[Dataset items]
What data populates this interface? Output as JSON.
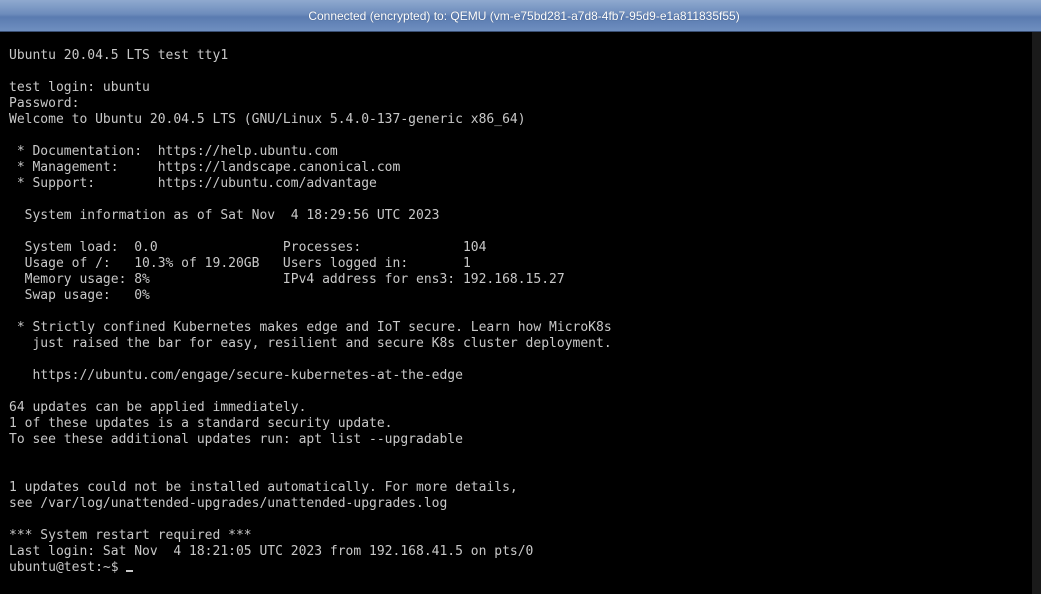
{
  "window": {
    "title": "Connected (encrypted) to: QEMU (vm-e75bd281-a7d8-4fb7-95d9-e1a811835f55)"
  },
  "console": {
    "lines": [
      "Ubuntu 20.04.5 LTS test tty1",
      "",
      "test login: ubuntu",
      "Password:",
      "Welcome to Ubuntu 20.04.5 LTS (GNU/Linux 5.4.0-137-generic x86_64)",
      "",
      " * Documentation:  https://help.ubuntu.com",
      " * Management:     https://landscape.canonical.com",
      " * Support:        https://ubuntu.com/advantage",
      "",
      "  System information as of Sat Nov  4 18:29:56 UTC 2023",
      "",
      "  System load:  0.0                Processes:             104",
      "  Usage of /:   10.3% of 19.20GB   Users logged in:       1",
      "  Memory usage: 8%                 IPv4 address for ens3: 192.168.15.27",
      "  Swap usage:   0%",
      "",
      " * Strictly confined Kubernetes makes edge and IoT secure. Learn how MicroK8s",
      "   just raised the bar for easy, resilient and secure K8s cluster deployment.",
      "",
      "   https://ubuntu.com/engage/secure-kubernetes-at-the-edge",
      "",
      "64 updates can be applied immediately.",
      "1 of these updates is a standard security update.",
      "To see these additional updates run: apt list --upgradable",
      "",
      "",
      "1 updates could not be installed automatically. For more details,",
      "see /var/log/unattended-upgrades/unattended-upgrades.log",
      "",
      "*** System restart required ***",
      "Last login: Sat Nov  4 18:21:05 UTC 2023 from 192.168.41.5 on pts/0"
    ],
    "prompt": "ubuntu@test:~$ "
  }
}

---

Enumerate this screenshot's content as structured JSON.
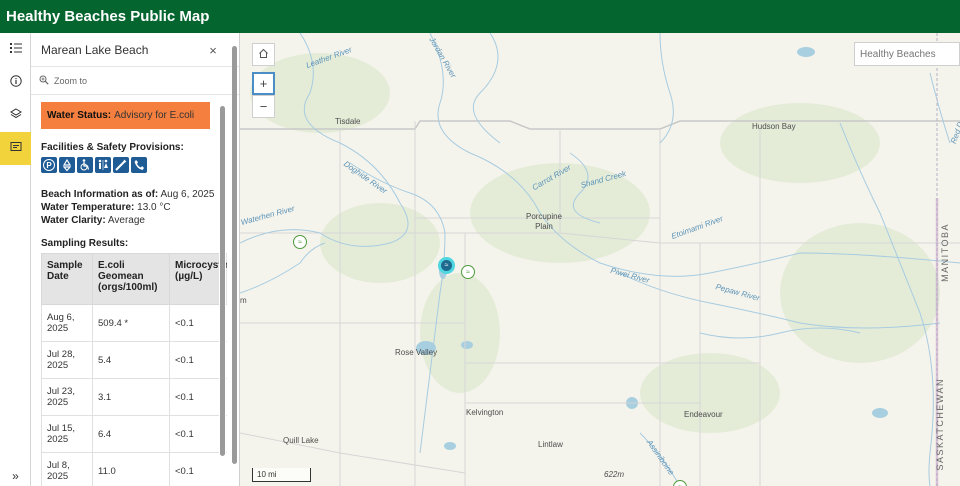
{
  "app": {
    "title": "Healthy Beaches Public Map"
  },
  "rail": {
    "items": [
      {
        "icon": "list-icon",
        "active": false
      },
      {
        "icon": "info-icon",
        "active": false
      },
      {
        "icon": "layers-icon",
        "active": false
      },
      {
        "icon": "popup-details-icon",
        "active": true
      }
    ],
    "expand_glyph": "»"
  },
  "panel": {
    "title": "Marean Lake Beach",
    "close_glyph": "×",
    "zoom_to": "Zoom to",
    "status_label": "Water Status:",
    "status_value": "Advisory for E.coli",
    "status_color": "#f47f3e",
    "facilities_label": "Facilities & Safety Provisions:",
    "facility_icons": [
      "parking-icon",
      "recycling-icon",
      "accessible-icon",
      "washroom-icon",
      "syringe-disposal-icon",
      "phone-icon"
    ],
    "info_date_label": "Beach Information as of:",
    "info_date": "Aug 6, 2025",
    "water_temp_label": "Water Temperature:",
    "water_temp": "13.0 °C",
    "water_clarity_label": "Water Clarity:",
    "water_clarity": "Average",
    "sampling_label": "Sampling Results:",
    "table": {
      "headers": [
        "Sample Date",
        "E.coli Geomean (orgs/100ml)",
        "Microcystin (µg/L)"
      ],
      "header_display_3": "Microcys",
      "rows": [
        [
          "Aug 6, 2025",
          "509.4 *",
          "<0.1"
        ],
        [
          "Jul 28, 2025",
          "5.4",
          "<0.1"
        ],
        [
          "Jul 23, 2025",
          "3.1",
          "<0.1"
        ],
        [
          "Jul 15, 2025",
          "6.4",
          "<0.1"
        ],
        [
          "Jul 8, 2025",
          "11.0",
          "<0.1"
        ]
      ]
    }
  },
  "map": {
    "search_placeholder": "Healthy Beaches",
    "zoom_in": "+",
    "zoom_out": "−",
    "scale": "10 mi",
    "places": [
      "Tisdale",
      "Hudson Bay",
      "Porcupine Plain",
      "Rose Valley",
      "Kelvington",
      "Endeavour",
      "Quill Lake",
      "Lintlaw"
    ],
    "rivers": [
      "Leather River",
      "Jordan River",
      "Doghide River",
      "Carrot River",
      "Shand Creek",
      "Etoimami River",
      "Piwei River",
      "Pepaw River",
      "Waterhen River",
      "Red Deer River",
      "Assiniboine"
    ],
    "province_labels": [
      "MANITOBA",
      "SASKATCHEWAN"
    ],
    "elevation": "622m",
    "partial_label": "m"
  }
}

* * *

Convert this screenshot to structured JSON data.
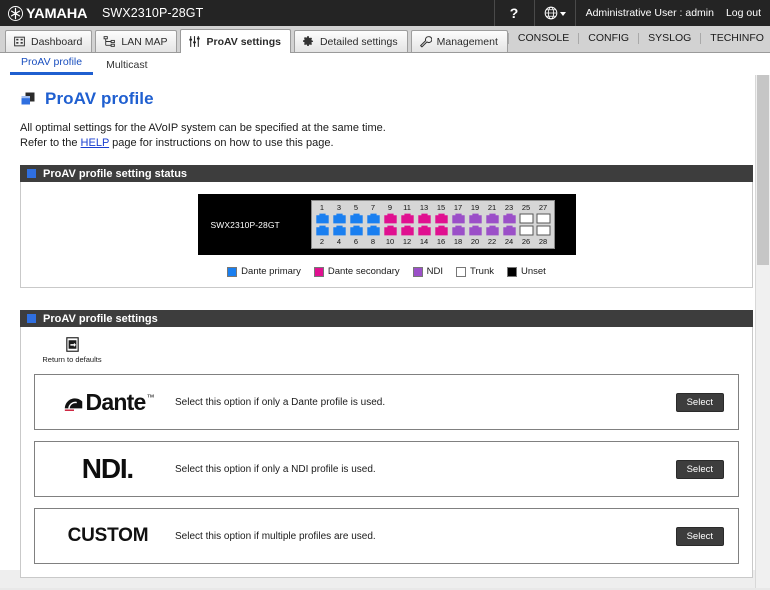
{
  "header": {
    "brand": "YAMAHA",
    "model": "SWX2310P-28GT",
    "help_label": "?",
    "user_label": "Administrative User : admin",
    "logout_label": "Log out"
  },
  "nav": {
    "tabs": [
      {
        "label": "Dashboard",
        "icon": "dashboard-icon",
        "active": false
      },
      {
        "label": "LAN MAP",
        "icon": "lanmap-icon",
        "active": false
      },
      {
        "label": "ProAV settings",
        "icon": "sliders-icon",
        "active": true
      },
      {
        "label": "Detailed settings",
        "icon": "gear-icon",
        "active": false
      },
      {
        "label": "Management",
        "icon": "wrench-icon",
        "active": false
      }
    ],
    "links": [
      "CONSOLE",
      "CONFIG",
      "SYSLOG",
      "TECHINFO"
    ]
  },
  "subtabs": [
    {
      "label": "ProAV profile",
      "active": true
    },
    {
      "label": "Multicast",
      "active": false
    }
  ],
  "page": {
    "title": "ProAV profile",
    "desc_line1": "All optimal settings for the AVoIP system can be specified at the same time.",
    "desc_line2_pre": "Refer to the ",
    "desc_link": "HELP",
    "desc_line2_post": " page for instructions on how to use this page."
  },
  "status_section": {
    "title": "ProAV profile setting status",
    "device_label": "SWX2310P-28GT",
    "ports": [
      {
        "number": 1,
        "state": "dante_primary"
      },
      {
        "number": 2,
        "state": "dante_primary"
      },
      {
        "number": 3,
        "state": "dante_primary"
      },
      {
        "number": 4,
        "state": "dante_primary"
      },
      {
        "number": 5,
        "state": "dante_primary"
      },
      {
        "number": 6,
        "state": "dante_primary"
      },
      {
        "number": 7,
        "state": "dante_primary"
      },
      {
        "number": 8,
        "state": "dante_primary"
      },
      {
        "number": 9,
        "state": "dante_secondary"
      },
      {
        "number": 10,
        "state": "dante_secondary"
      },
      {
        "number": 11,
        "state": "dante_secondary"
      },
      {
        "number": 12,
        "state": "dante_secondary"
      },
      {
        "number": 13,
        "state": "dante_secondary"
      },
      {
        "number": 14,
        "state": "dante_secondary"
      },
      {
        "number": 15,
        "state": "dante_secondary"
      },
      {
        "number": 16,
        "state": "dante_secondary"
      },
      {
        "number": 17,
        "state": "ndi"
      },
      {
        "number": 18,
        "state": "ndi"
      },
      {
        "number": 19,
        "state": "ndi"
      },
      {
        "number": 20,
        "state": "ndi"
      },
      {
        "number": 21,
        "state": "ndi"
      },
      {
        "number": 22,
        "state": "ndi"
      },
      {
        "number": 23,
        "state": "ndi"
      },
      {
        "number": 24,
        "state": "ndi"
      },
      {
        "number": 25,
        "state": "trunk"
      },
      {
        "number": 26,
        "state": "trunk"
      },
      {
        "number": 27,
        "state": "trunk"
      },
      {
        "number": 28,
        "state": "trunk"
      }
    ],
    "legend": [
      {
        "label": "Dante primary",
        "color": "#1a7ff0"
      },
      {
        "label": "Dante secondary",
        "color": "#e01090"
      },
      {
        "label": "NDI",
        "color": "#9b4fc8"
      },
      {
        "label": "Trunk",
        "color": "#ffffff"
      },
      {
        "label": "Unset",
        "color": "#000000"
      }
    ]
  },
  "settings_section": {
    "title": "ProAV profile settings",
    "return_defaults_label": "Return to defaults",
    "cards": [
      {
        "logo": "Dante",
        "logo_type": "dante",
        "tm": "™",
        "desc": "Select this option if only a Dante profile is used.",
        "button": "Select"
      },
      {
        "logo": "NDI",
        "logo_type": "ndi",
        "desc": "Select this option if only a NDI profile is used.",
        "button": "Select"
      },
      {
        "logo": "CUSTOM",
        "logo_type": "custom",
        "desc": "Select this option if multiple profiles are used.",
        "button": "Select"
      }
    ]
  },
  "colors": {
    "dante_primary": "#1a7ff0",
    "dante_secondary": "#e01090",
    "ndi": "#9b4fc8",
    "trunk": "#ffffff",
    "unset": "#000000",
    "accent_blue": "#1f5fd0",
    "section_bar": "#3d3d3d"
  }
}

# Objective
Identify all lines where the word "updates" shows up. Copy them.

# Full output
      "64 updates can be applied immediately.",
      "1 of these updates is a standard security update.",
      "To see these additional updates run: apt list --upgradable",
      "1 updates could not be installed automatically. For more details,",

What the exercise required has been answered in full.